■ **DATASET ENTRIES**
---+---

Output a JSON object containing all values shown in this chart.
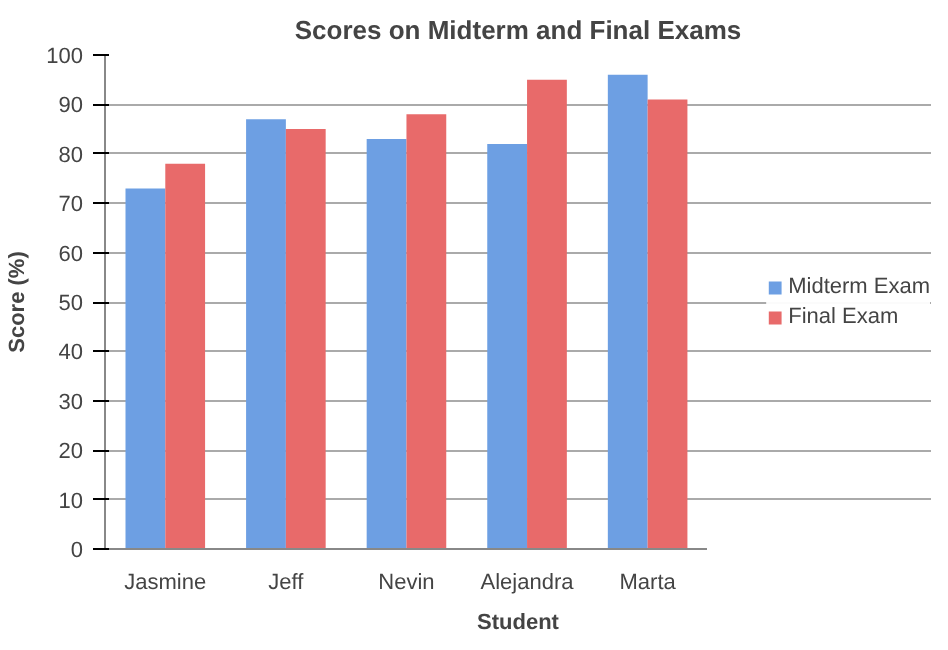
{
  "chart_data": {
    "type": "bar",
    "title": "Scores on Midterm and Final Exams",
    "xlabel": "Student",
    "ylabel": "Score (%)",
    "categories": [
      "Jasmine",
      "Jeff",
      "Nevin",
      "Alejandra",
      "Marta"
    ],
    "series": [
      {
        "name": "Midterm Exam",
        "color": "#6d9fe3",
        "values": [
          73,
          87,
          83,
          82,
          96
        ]
      },
      {
        "name": "Final Exam",
        "color": "#e86a6a",
        "values": [
          78,
          85,
          88,
          95,
          91
        ]
      }
    ],
    "ylim": [
      0,
      100
    ],
    "yticks": [
      0,
      10,
      20,
      30,
      40,
      50,
      60,
      70,
      80,
      90,
      100
    ],
    "grid": "y",
    "legend": "right"
  }
}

---+---

■ **WHAT TO WORK ON**
Write every entry out again exactly, dropping the pictures.

■ **WRITTEN SOLUTION**
Output a JSON object containing all values shown in this chart.
{
  "chart_data": {
    "type": "bar",
    "title": "Scores on Midterm and Final Exams",
    "xlabel": "Student",
    "ylabel": "Score (%)",
    "categories": [
      "Jasmine",
      "Jeff",
      "Nevin",
      "Alejandra",
      "Marta"
    ],
    "series": [
      {
        "name": "Midterm Exam",
        "color": "#6d9fe3",
        "values": [
          73,
          87,
          83,
          82,
          96
        ]
      },
      {
        "name": "Final Exam",
        "color": "#e86a6a",
        "values": [
          78,
          85,
          88,
          95,
          91
        ]
      }
    ],
    "ylim": [
      0,
      100
    ],
    "yticks": [
      0,
      10,
      20,
      30,
      40,
      50,
      60,
      70,
      80,
      90,
      100
    ],
    "grid": "y",
    "legend": "right"
  }
}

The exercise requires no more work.